◆ CHALLENGE
Drop the images; return everything else in the listing below exactly.

"""

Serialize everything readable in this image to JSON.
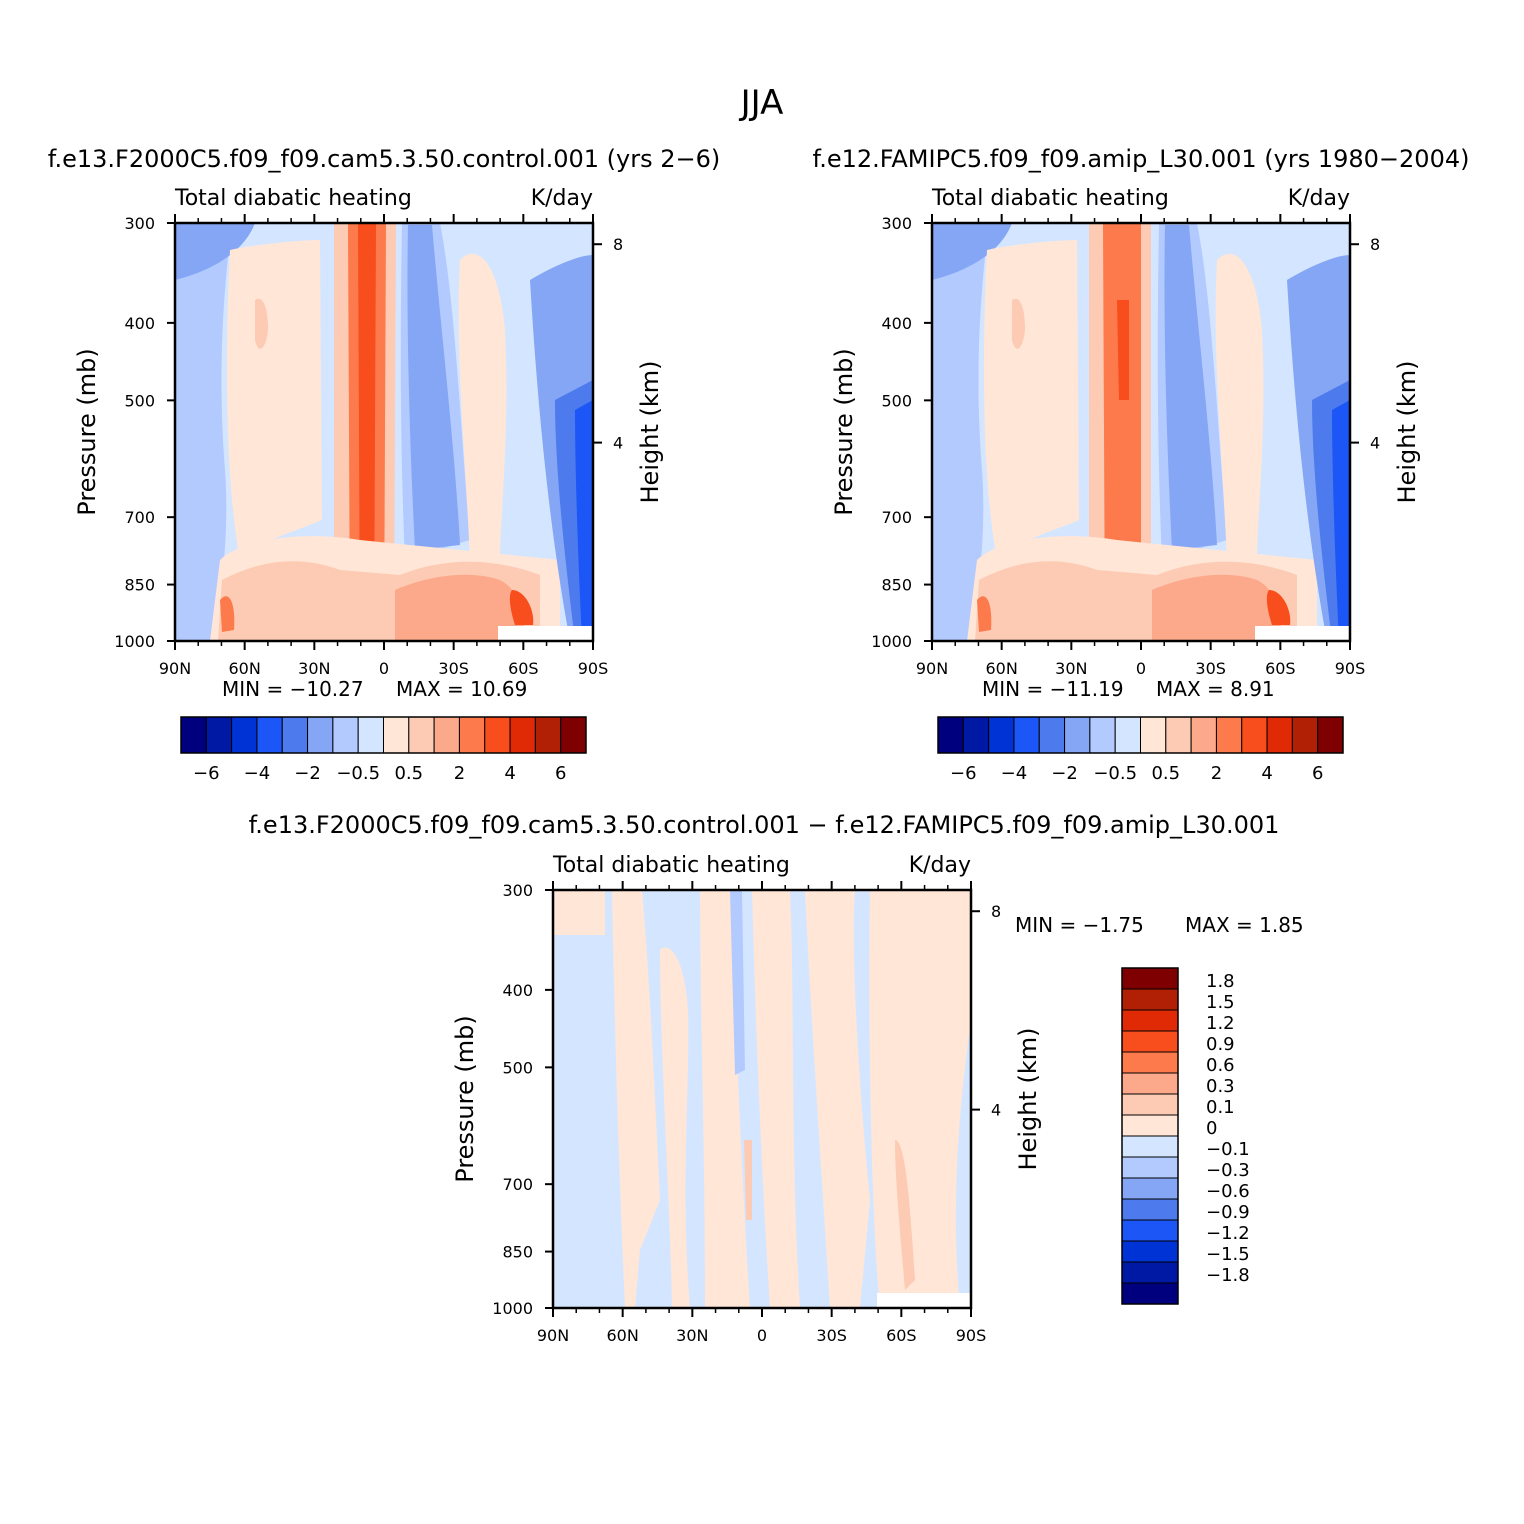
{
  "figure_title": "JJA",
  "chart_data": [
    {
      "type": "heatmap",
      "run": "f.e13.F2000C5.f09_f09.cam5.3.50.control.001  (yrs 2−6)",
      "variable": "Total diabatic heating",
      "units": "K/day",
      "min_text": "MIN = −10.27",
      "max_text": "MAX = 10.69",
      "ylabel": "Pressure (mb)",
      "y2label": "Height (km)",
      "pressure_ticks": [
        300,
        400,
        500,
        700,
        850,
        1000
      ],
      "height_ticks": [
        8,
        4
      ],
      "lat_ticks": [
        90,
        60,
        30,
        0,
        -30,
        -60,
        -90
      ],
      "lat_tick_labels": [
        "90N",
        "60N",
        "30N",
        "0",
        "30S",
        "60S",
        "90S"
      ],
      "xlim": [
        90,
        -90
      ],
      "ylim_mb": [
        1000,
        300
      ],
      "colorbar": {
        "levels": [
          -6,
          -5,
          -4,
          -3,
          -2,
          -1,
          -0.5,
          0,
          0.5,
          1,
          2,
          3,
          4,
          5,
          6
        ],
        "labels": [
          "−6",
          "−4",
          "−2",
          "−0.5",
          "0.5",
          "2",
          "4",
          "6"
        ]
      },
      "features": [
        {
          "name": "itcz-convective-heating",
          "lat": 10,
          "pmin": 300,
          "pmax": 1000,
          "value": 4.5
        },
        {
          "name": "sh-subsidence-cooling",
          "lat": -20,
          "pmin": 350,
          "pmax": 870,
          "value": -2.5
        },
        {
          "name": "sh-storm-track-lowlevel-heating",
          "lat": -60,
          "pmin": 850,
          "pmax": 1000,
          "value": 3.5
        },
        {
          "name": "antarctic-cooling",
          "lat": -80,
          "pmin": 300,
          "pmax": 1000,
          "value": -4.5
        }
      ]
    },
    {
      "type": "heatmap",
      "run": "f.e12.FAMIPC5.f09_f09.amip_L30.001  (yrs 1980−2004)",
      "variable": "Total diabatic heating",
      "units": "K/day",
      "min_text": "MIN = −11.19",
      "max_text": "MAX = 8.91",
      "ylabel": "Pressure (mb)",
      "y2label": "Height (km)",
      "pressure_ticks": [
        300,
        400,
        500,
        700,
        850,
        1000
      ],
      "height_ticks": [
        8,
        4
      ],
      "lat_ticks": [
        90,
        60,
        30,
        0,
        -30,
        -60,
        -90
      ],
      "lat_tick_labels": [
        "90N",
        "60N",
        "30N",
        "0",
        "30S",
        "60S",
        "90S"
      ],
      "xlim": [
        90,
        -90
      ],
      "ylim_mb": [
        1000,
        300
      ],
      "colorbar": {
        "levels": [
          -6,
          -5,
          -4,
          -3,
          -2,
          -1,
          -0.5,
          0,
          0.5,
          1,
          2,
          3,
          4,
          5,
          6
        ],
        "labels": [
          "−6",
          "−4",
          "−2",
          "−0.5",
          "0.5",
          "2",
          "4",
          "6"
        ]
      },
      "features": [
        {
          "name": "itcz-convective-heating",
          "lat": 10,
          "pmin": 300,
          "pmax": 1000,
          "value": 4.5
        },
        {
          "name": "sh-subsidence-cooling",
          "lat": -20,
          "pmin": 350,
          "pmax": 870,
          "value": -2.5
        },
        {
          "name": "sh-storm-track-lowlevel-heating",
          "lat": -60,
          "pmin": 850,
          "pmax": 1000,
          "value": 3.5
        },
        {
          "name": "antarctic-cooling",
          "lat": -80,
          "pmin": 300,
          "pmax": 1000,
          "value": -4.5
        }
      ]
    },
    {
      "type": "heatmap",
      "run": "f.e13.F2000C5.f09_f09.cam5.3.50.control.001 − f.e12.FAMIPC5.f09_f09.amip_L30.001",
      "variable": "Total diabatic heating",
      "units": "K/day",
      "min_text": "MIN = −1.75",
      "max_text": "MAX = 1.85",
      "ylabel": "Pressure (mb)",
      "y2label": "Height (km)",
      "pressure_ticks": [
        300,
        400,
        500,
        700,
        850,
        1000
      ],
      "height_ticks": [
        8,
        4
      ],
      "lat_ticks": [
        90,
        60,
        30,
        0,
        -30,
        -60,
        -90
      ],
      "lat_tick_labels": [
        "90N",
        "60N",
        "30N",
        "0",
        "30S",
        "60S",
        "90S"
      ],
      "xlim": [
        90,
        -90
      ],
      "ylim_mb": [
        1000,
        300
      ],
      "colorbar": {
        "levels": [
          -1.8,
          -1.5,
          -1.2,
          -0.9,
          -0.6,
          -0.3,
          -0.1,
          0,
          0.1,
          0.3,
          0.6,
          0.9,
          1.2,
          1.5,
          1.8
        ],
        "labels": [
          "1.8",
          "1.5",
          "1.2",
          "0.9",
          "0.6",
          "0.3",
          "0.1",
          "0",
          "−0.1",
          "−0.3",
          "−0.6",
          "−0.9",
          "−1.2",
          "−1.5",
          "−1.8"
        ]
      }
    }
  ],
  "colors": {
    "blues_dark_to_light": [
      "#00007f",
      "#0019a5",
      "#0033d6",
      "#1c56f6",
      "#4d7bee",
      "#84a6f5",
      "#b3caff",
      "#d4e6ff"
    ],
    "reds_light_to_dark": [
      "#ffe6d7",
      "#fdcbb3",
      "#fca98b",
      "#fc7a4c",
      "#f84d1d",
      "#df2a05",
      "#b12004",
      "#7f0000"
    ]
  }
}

"""

◆ SOLUTION TO THIS EXERCISE
Serialize everything readable in this image to JSON.
{
  "figure_title": "JJA",
  "chart_data": [
    {
      "type": "heatmap",
      "run": "f.e13.F2000C5.f09_f09.cam5.3.50.control.001  (yrs 2−6)",
      "variable": "Total diabatic heating",
      "units": "K/day",
      "min_text": "MIN = −10.27",
      "max_text": "MAX = 10.69",
      "ylabel": "Pressure (mb)",
      "y2label": "Height (km)",
      "pressure_ticks": [
        300,
        400,
        500,
        700,
        850,
        1000
      ],
      "height_ticks": [
        8,
        4
      ],
      "lat_ticks": [
        90,
        60,
        30,
        0,
        -30,
        -60,
        -90
      ],
      "lat_tick_labels": [
        "90N",
        "60N",
        "30N",
        "0",
        "30S",
        "60S",
        "90S"
      ],
      "xlim": [
        90,
        -90
      ],
      "ylim_mb": [
        1000,
        300
      ],
      "colorbar": {
        "levels": [
          -6,
          -5,
          -4,
          -3,
          -2,
          -1,
          -0.5,
          0,
          0.5,
          1,
          2,
          3,
          4,
          5,
          6
        ],
        "labels": [
          "−6",
          "−4",
          "−2",
          "−0.5",
          "0.5",
          "2",
          "4",
          "6"
        ]
      },
      "features": [
        {
          "name": "itcz-convective-heating",
          "lat": 10,
          "pmin": 300,
          "pmax": 1000,
          "value": 4.5
        },
        {
          "name": "sh-subsidence-cooling",
          "lat": -20,
          "pmin": 350,
          "pmax": 870,
          "value": -2.5
        },
        {
          "name": "sh-storm-track-lowlevel-heating",
          "lat": -60,
          "pmin": 850,
          "pmax": 1000,
          "value": 3.5
        },
        {
          "name": "antarctic-cooling",
          "lat": -80,
          "pmin": 300,
          "pmax": 1000,
          "value": -4.5
        }
      ]
    },
    {
      "type": "heatmap",
      "run": "f.e12.FAMIPC5.f09_f09.amip_L30.001  (yrs 1980−2004)",
      "variable": "Total diabatic heating",
      "units": "K/day",
      "min_text": "MIN = −11.19",
      "max_text": "MAX = 8.91",
      "ylabel": "Pressure (mb)",
      "y2label": "Height (km)",
      "pressure_ticks": [
        300,
        400,
        500,
        700,
        850,
        1000
      ],
      "height_ticks": [
        8,
        4
      ],
      "lat_ticks": [
        90,
        60,
        30,
        0,
        -30,
        -60,
        -90
      ],
      "lat_tick_labels": [
        "90N",
        "60N",
        "30N",
        "0",
        "30S",
        "60S",
        "90S"
      ],
      "xlim": [
        90,
        -90
      ],
      "ylim_mb": [
        1000,
        300
      ],
      "colorbar": {
        "levels": [
          -6,
          -5,
          -4,
          -3,
          -2,
          -1,
          -0.5,
          0,
          0.5,
          1,
          2,
          3,
          4,
          5,
          6
        ],
        "labels": [
          "−6",
          "−4",
          "−2",
          "−0.5",
          "0.5",
          "2",
          "4",
          "6"
        ]
      },
      "features": [
        {
          "name": "itcz-convective-heating",
          "lat": 10,
          "pmin": 300,
          "pmax": 1000,
          "value": 4.5
        },
        {
          "name": "sh-subsidence-cooling",
          "lat": -20,
          "pmin": 350,
          "pmax": 870,
          "value": -2.5
        },
        {
          "name": "sh-storm-track-lowlevel-heating",
          "lat": -60,
          "pmin": 850,
          "pmax": 1000,
          "value": 3.5
        },
        {
          "name": "antarctic-cooling",
          "lat": -80,
          "pmin": 300,
          "pmax": 1000,
          "value": -4.5
        }
      ]
    },
    {
      "type": "heatmap",
      "run": "f.e13.F2000C5.f09_f09.cam5.3.50.control.001 − f.e12.FAMIPC5.f09_f09.amip_L30.001",
      "variable": "Total diabatic heating",
      "units": "K/day",
      "min_text": "MIN = −1.75",
      "max_text": "MAX = 1.85",
      "ylabel": "Pressure (mb)",
      "y2label": "Height (km)",
      "pressure_ticks": [
        300,
        400,
        500,
        700,
        850,
        1000
      ],
      "height_ticks": [
        8,
        4
      ],
      "lat_ticks": [
        90,
        60,
        30,
        0,
        -30,
        -60,
        -90
      ],
      "lat_tick_labels": [
        "90N",
        "60N",
        "30N",
        "0",
        "30S",
        "60S",
        "90S"
      ],
      "xlim": [
        90,
        -90
      ],
      "ylim_mb": [
        1000,
        300
      ],
      "colorbar": {
        "levels": [
          -1.8,
          -1.5,
          -1.2,
          -0.9,
          -0.6,
          -0.3,
          -0.1,
          0,
          0.1,
          0.3,
          0.6,
          0.9,
          1.2,
          1.5,
          1.8
        ],
        "labels": [
          "1.8",
          "1.5",
          "1.2",
          "0.9",
          "0.6",
          "0.3",
          "0.1",
          "0",
          "−0.1",
          "−0.3",
          "−0.6",
          "−0.9",
          "−1.2",
          "−1.5",
          "−1.8"
        ]
      }
    }
  ],
  "colors": {
    "blues_dark_to_light": [
      "#00007f",
      "#0019a5",
      "#0033d6",
      "#1c56f6",
      "#4d7bee",
      "#84a6f5",
      "#b3caff",
      "#d4e6ff"
    ],
    "reds_light_to_dark": [
      "#ffe6d7",
      "#fdcbb3",
      "#fca98b",
      "#fc7a4c",
      "#f84d1d",
      "#df2a05",
      "#b12004",
      "#7f0000"
    ]
  }
}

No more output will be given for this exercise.